> QUOTED TEXT:
◆ ◆ ◆
NeurodataWithoutBorders / nwb-schema

Data format specification schema for the NWB neurophysiology data format
http://nwb-schema.readthedocs.io
Other
52 stars 16 forks source link

make session_start_time optional #168

Closed bendichter closed 4 years ago

bendichter commented 6 years ago

I have a use-case where I'd like to make session_start_time optional. I am storing ECoG data that has cortical surface information for the subject that does not change between sessions. I have decided to store this information in an external NWB file and link to the information so that I do not need to store this cortical surface data in every session file. So I have created an NWB file that just holds the cortical surface data. The problem is that to create this file I must have a session_start_time, which is really not relevant in this case. I tried entering null-like values like '', ' ' and 'NA', but there is a date checker in pynwb that does not allow any of these as valid entries. The only way to write the file is to make up a date. I chose datetime(1900, 1, 1), because it is unlikely to get confused with a real start time, but I consider this solution far from ideal. My proposal is to solve this problem either by making session_start_time optional or by specifying a standard null value and relaxing the date checker in pynwb to accept this null value. That would essentially accomplish the same goal, though a bit more indirectly.

tjd2002 commented 6 years ago

Seems reasonable—as I recall this came up with folks storing results of simulations, as well.

On Jun 8, 2018, at 4:15 AM, Ben Dichter notifications@github.com wrote:

I have a use-case where I'd like to make session_start_time optional. I am storing ECoG data that has cortical surface information for the subject that does not change between sessions. I have decided to store this information in an external NWB file and link to the information so that I do not need to store this cortical surface data in every session file. So I have created an NWB file that just holds the cortical surface data. The problem is that to create this file I must have a session_start_time, which is really not relevant in this case. I tried entering null-like values like '', ' ' and 'NA', but there is a date checker in pynwb that does not allow any of these as valid entries. The only way to write the file is to make up a date. I chose datetime(1900, 1, 1), because it is unlikely to get confused with a real start time, but I consider this solution far from ideal. My proposal is to solve this problem either by making session_start_time optional or by specifying a standard null value and relaxing the date checker in pynwb to accept this null value. That would essentially accomplish the same goal, though a bit more indirectly.
◆ ◆ ◆
> DATA SEGMENT:

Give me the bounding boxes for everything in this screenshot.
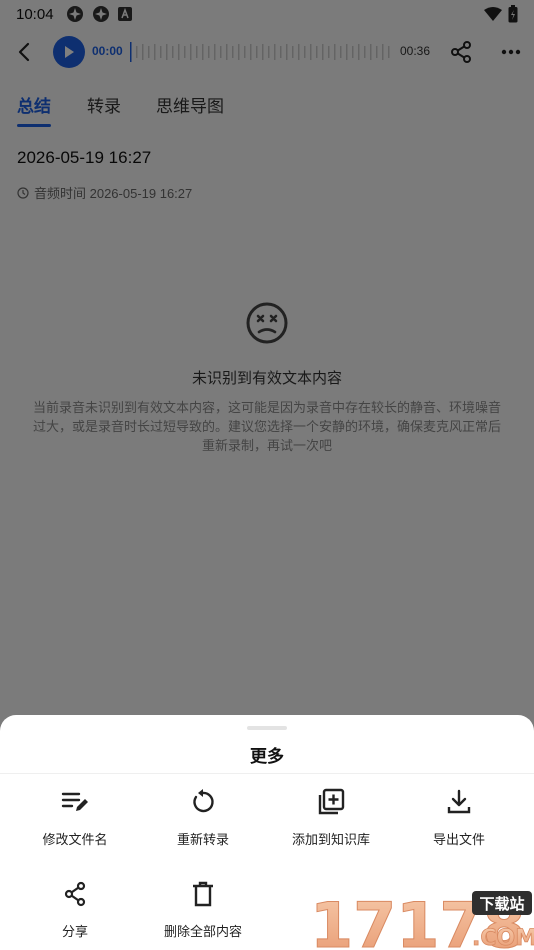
◆ ◆ ◆
> JOBS:
1. In the issue thread, condense the opening comment that begins "I have a use-case where I'd like to make session_start_time optional" into a short bulleted list, keeping its main facts.
2. According to the issue thread, why did the author pick datetime(1900, 1, 1) as the session_start_time for the file holding cortical surface data, and why was a made-up date needed at all? Answer in one to three sentences.

> RESULTS OF THE EXERCISE:
1.
- The author stores ECoG data with cortical surface information for a subject that does not change between sessions.
- To avoid repeating that data in every session file, the author keeps it in a separate NWB file and links to it.
- Creating that file requires a session_start_time, which does not apply here.
- Null-like entries such as '', ' ' and 'NA' are rejected by a date checker in pynwb, so the only option is to make up a date.
- The author used datetime(1900, 1, 1) but considers this far from ideal.
- Proposed fixes: make session_start_time optional, or define a standard null value and relax the pynwb date checker to accept it.

2. A date was required because the file cannot be created without a session_start_time, and pynwb's date checker rejected null-like values such as '', ' ' and 'NA'. The author chose datetime(1900, 1, 1) because it is unlikely to get confused with a real start time.